What is required: Scan the material below for lines with the word "produktów" and report how many there are, with nothing added.
'''
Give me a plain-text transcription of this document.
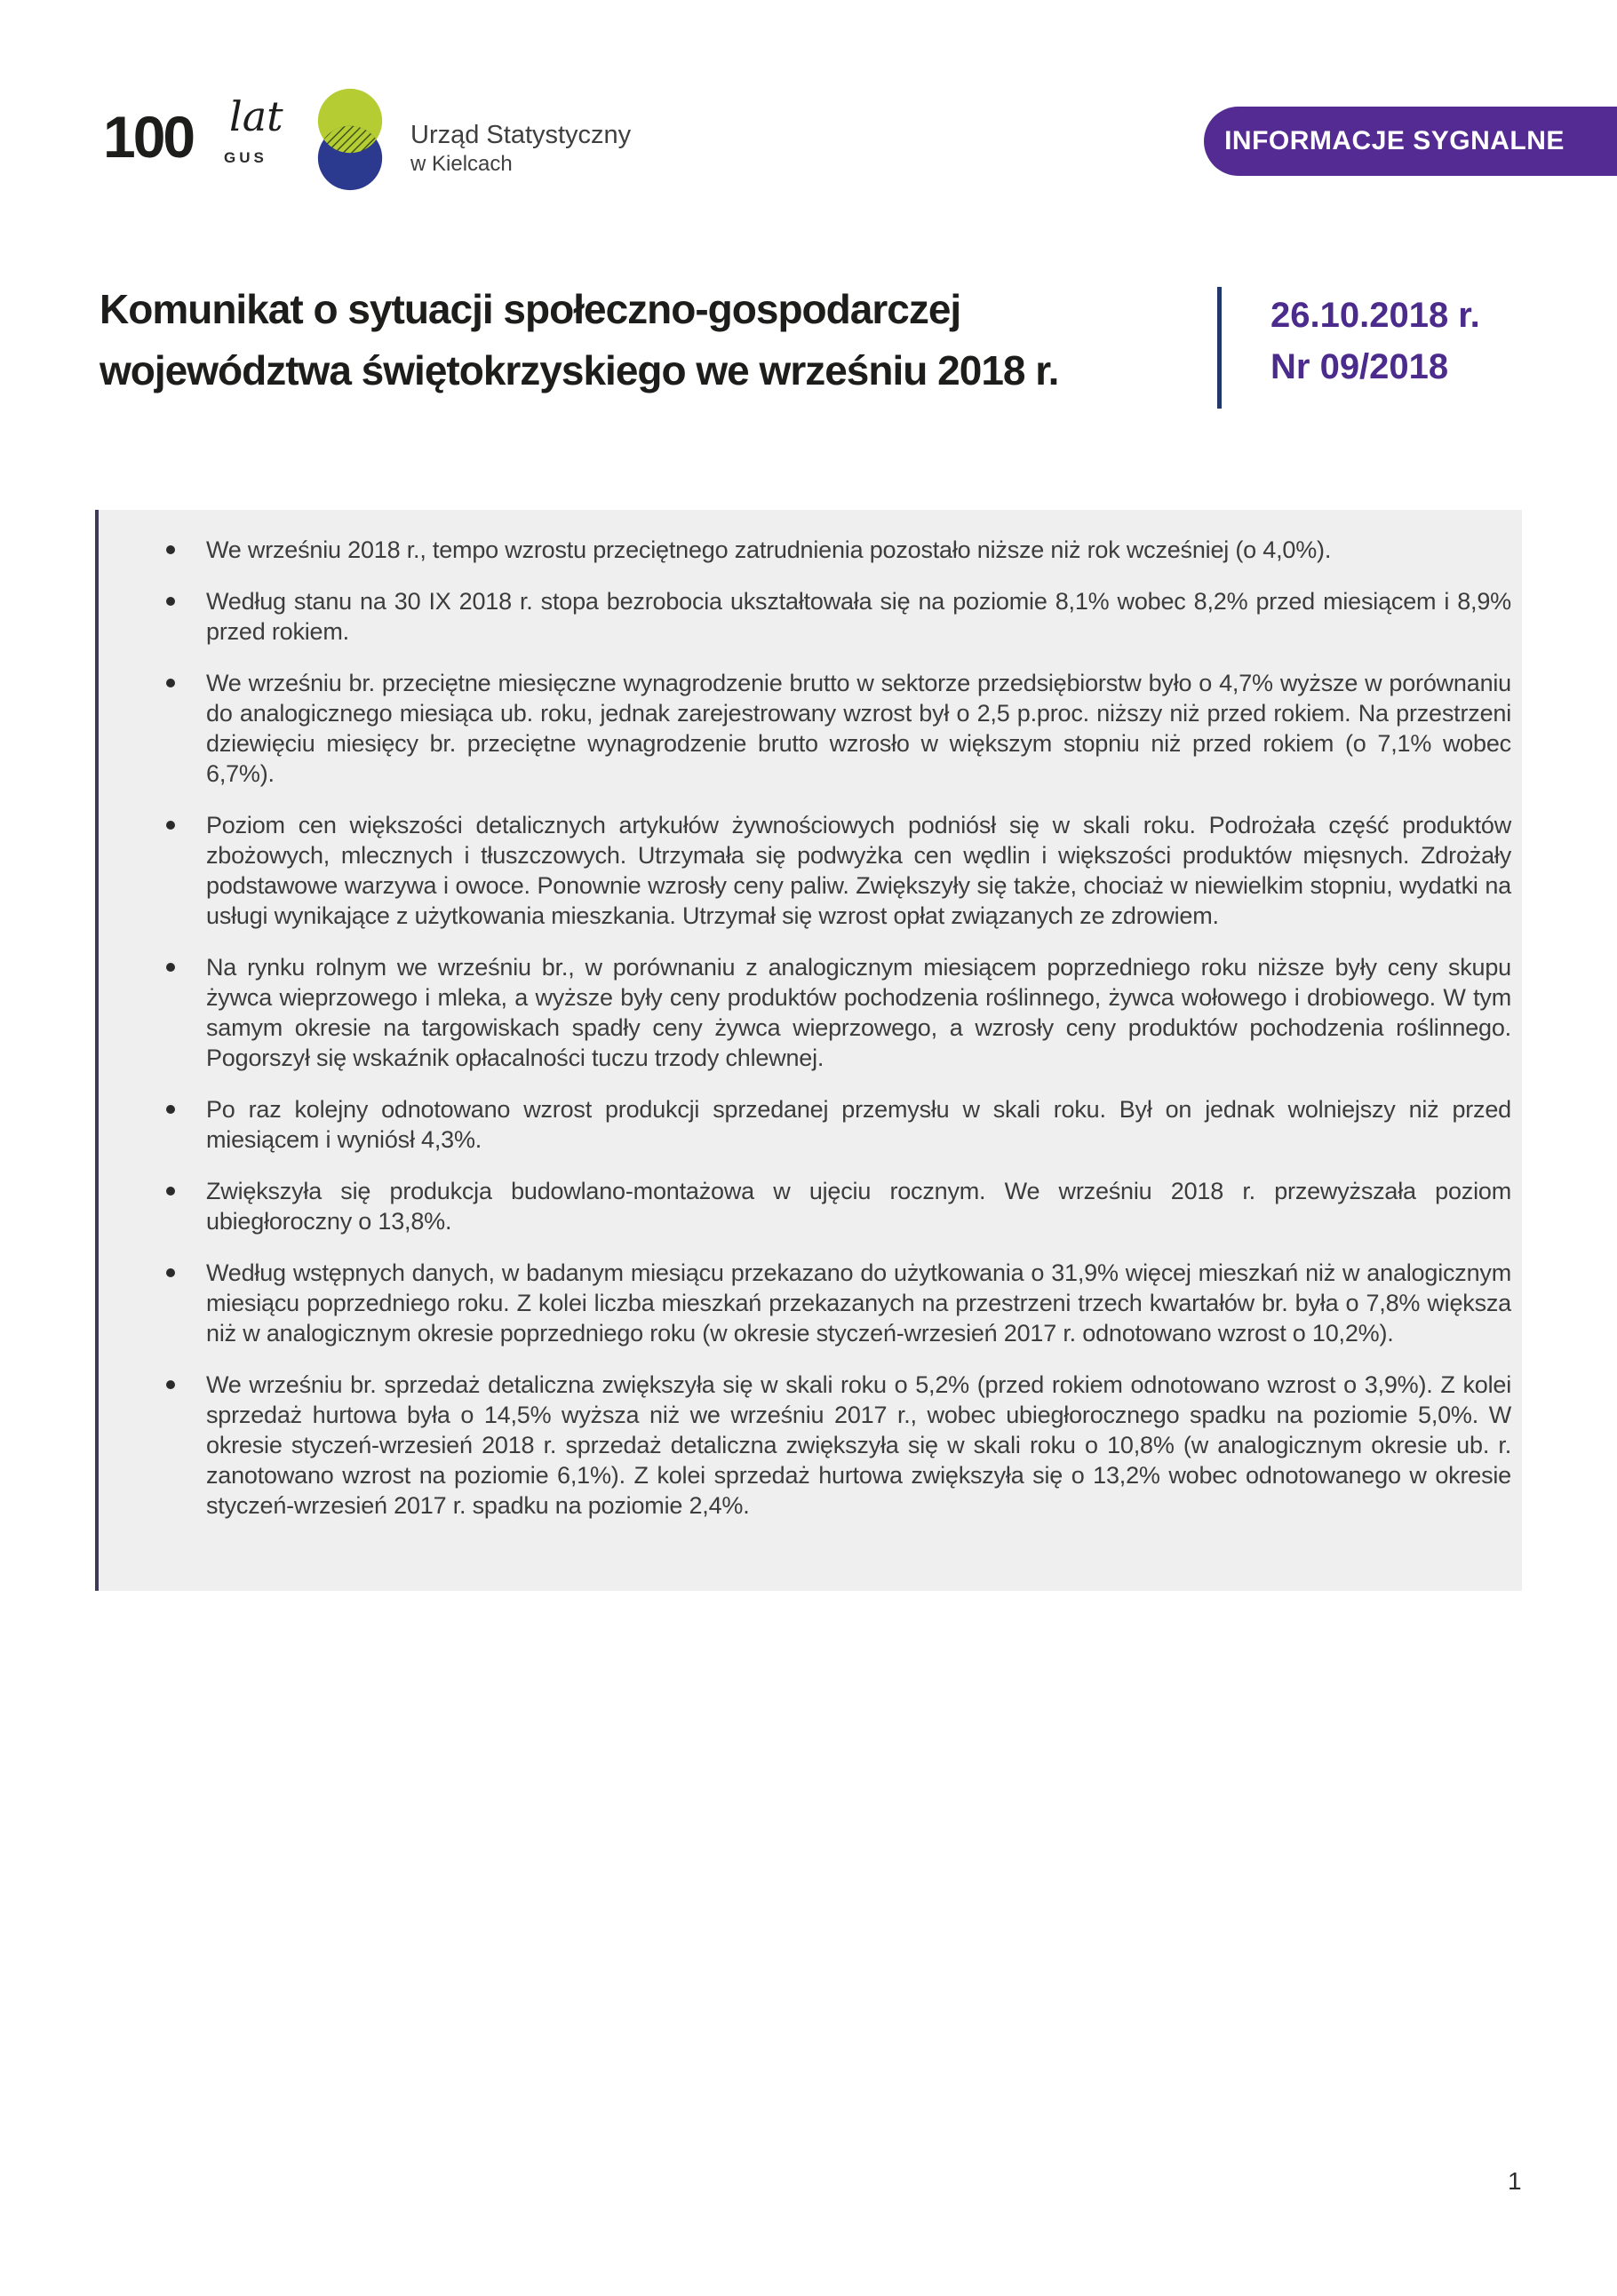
100 lat
GUS
Urząd Statystyczny
w Kielcach
INFORMACJE SYGNALNE
Komunikat o sytuacji społeczno-gospodarczej
województwa świętokrzyskiego we wrześniu 2018 r.
26.10.2018 r.
Nr 09/2018
We wrześniu 2018 r., tempo wzrostu przeciętnego zatrudnienia pozostało niższe niż rok wcześniej (o 4,0%).
Według stanu na 30 IX 2018 r. stopa bezrobocia ukształtowała się na poziomie 8,1% wobec 8,2% przed miesiącem i 8,9% przed rokiem.
We wrześniu br. przeciętne miesięczne wynagrodzenie brutto w sektorze przedsiębiorstw było o 4,7% wyższe w porównaniu do analogicznego miesiąca ub. roku, jednak zarejestrowany wzrost był o 2,5 p.proc. niższy niż przed rokiem. Na przestrzeni dziewięciu miesięcy br. przeciętne wynagrodzenie brutto wzrosło w większym stopniu niż przed rokiem (o 7,1% wobec 6,7%).
Poziom cen większości detalicznych artykułów żywnościowych podniósł się w skali roku. Podrożała część produktów zbożowych, mlecznych i tłuszczowych. Utrzymała się podwyżka cen wędlin i większości produktów mięsnych. Zdrożały podstawowe warzywa i owoce. Ponownie wzrosły ceny paliw. Zwiększyły się także, chociaż w niewielkim stopniu, wydatki na usługi wynikające z użytkowania mieszkania. Utrzymał się wzrost opłat związanych ze zdrowiem.
Na rynku rolnym we wrześniu br., w porównaniu z analogicznym miesiącem poprzedniego roku niższe były ceny skupu żywca wieprzowego i mleka, a wyższe były ceny produktów pochodzenia roślinnego, żywca wołowego i drobiowego. W tym samym okresie na targowiskach spadły ceny żywca wieprzowego, a wzrosły ceny produktów pochodzenia roślinnego. Pogorszył się wskaźnik opłacalności tuczu trzody chlewnej.
Po raz kolejny odnotowano wzrost produkcji sprzedanej przemysłu w skali roku. Był on jednak wolniejszy niż przed miesiącem i wyniósł 4,3%.
Zwiększyła się produkcja budowlano-montażowa w ujęciu rocznym. We wrześniu 2018 r. przewyższała poziom ubiegłoroczny o 13,8%.
Według wstępnych danych, w badanym miesiącu przekazano do użytkowania o 31,9% więcej mieszkań niż w analogicznym miesiącu poprzedniego roku. Z kolei liczba mieszkań przekazanych na przestrzeni trzech kwartałów br. była o 7,8% większa niż w analogicznym okresie poprzedniego roku (w okresie styczeń-wrzesień 2017 r. odnotowano wzrost o 10,2%).
We wrześniu br. sprzedaż detaliczna zwiększyła się w skali roku o 5,2% (przed rokiem odnotowano wzrost o 3,9%). Z kolei sprzedaż hurtowa była o 14,5% wyższa niż we wrześniu 2017 r., wobec ubiegłorocznego spadku na poziomie 5,0%. W okresie styczeń-wrzesień 2018 r. sprzedaż detaliczna zwiększyła się w skali roku o 10,8% (w analogicznym okresie ub. r. zanotowano wzrost na poziomie 6,1%). Z kolei sprzedaż hurtowa zwiększyła się o 13,2% wobec odnotowanego w okresie styczeń-wrzesień 2017 r. spadku na poziomie 2,4%.
1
'''
Answer for this exercise: 2